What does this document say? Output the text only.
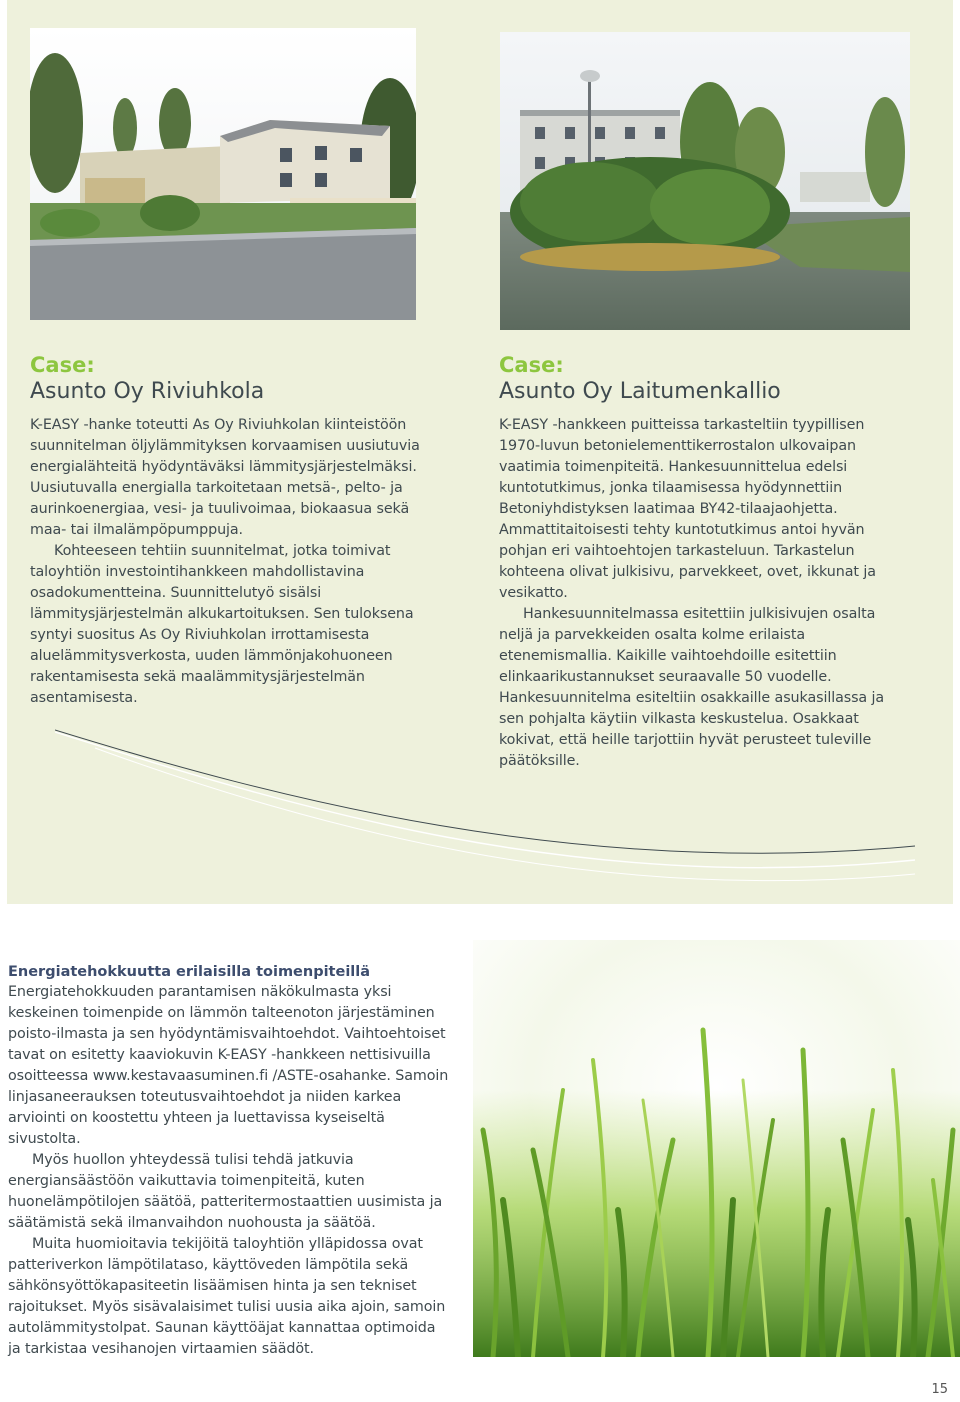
Case:
Asunto Oy Riviuhkola

K-EASY -hanke toteutti As Oy Riviuhkolan kiinteistöön suunnitelman öljylämmityksen korvaamisen uusiutuvia energialähteitä hyödyntäväksi lämmitysjärjestelmäksi. Uusiutuvalla energialla tarkoitetaan metsä-, pelto- ja aurinkoenergiaa, vesi- ja tuulivoimaa, biokaasua sekä maa- tai ilmalämpöpumppuja.

Kohteeseen tehtiin suunnitelmat, jotka toimivat taloyhtiön investointihankkeen mahdollistavina osadokumentteina. Suunnittelutyö sisälsi lämmitysjärjestelmän alkukartoituksen. Sen tuloksena syntyi suositus As Oy Riviuhkolan irrottamisesta aluelämmitysverkosta, uuden lämmönjakohuoneen rakentamisesta sekä maalämmitysjärjestelmän asentamisesta.

Case:
Asunto Oy Laitumenkallio

K-EASY -hankkeen puitteissa tarkasteltiin tyypillisen 1970-luvun betonielementtikerrostalon ulkovaipan vaatimia toimenpiteitä. Hankesuunnittelua edelsi kuntotutkimus, jonka tilaamisessa hyödynnettiin Betoniyhdistyksen laatimaa BY42-tilaajaohjetta. Ammattitaitoisesti tehty kuntotutkimus antoi hyvän pohjan eri vaihtoehtojen tarkasteluun. Tarkastelun kohteena olivat julkisivu, parvekkeet, ovet, ikkunat ja vesikatto.

Hankesuunnitelmassa esitettiin julkisivujen osalta neljä ja parvekkeiden osalta kolme erilaista etenemismallia. Kaikille vaihtoehdoille esitettiin elinkaarikustannukset seuraavalle 50 vuodelle. Hankesuunnitelma esiteltiin osakkaille asukasillassa ja sen pohjalta käytiin vilkasta keskustelua. Osakkaat kokivat, että heille tarjottiin hyvät perusteet tuleville päätöksille.

Energiatehokkuutta erilaisilla toimenpiteillä

Energiatehokkuuden parantamisen näkökulmasta yksi keskeinen toimenpide on lämmön talteenoton järjestäminen poisto-ilmasta ja sen hyödyntämisvaihtoehdot. Vaihtoehtoiset tavat on esitetty kaaviokuvin K-EASY -hankkeen nettisivuilla osoitteessa www.kestavaasuminen.fi /ASTE-osahanke. Samoin linjasaneerauksen toteutusvaihtoehdot ja niiden karkea arviointi on koostettu yhteen ja luettavissa kyseiseltä sivustolta.

Myös huollon yhteydessä tulisi tehdä jatkuvia energiansäästöön vaikuttavia toimenpiteitä, kuten huonelämpötilojen säätöä, patteritermostaattien uusimista ja säätämistä sekä ilmanvaihdon nuohousta ja säätöä.

Muita huomioitavia tekijöitä taloyhtiön ylläpidossa ovat patteriverkon lämpötilataso, käyttöveden lämpötila sekä sähkönsyöttökapasiteetin lisäämisen hinta ja sen tekniset rajoitukset. Myös sisävalaisimet tulisi uusia aika ajoin, samoin autolämmitystolpat. Saunan käyttöäjat kannattaa optimoida ja tarkistaa vesihanojen virtaamien säädöt.

15
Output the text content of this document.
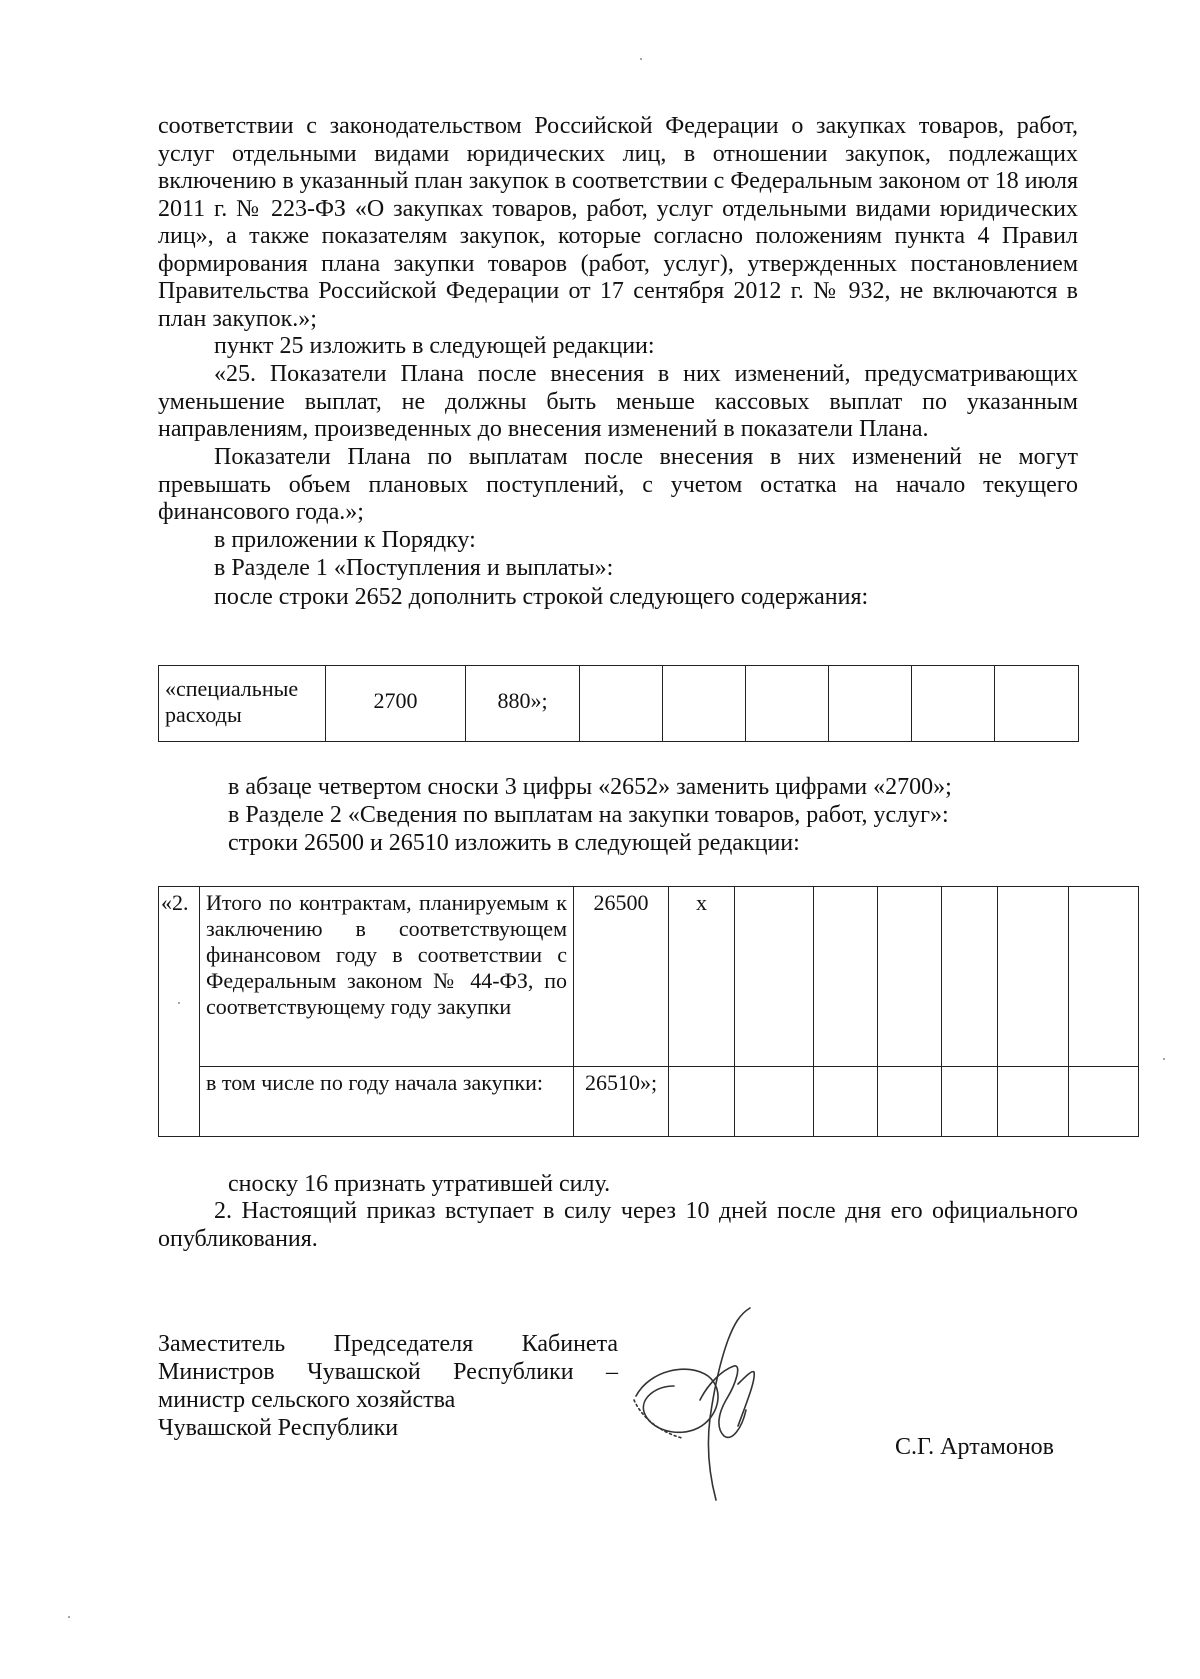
соответствии с законодательством Российской Федерации о закупках товаров, работ, услуг отдельными видами юридических лиц, в отношении закупок, подлежащих включению в указанный план закупок в соответствии с Федеральным законом от 18 июля 2011 г. № 223-ФЗ «О закупках товаров, работ, услуг отдельными видами юридических лиц», а также показателям закупок, которые согласно положениям пункта 4 Правил формирования плана закупки товаров (работ, услуг), утвержденных постановлением Правительства Российской Федерации от 17 сентября 2012 г. № 932, не включаются в план закупок.»;

пункт 25 изложить в следующей редакции:

«25. Показатели Плана после внесения в них изменений, предусматривающих уменьшение выплат, не должны быть меньше кассовых выплат по указанным направлениям, произведенных до внесения изменений в показатели Плана.

Показатели Плана по выплатам после внесения в них изменений не могут превышать объем плановых поступлений, с учетом остатка на начало текущего финансового года.»;

в приложении к Порядку:

в Разделе 1 «Поступления и выплаты»:

после строки 2652 дополнить строкой следующего содержания:

«специальные расходы	2700	880»;						

в абзаце четвертом сноски 3 цифры «2652» заменить цифрами «2700»;

в Разделе 2 «Сведения по выплатам на закупки товаров, работ, услуг»:

строки 26500 и 26510 изложить в следующей редакции:

«2.	Итого по контрактам, планируемым к заключению в соответствующем финансовом году в соответствии с Федеральным законом № 44-ФЗ, по соответствующему году закупки	26500	х						
	в том числе по году начала закупки:	26510»;							

сноску 16 признать утратившей силу.

2. Настоящий приказ вступает в силу через 10 дней после дня его официального опубликования.

Заместитель Председателя Кабинета
Министров Чувашской Республики –
министр сельского хозяйства
Чувашской Республики
С.Г. Артамонов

→ **Prompt**: Pick out the lines containing the string "text" and show them.

→ **Written answer**:
What does this document say? Output the text only.
Output the text content of this document.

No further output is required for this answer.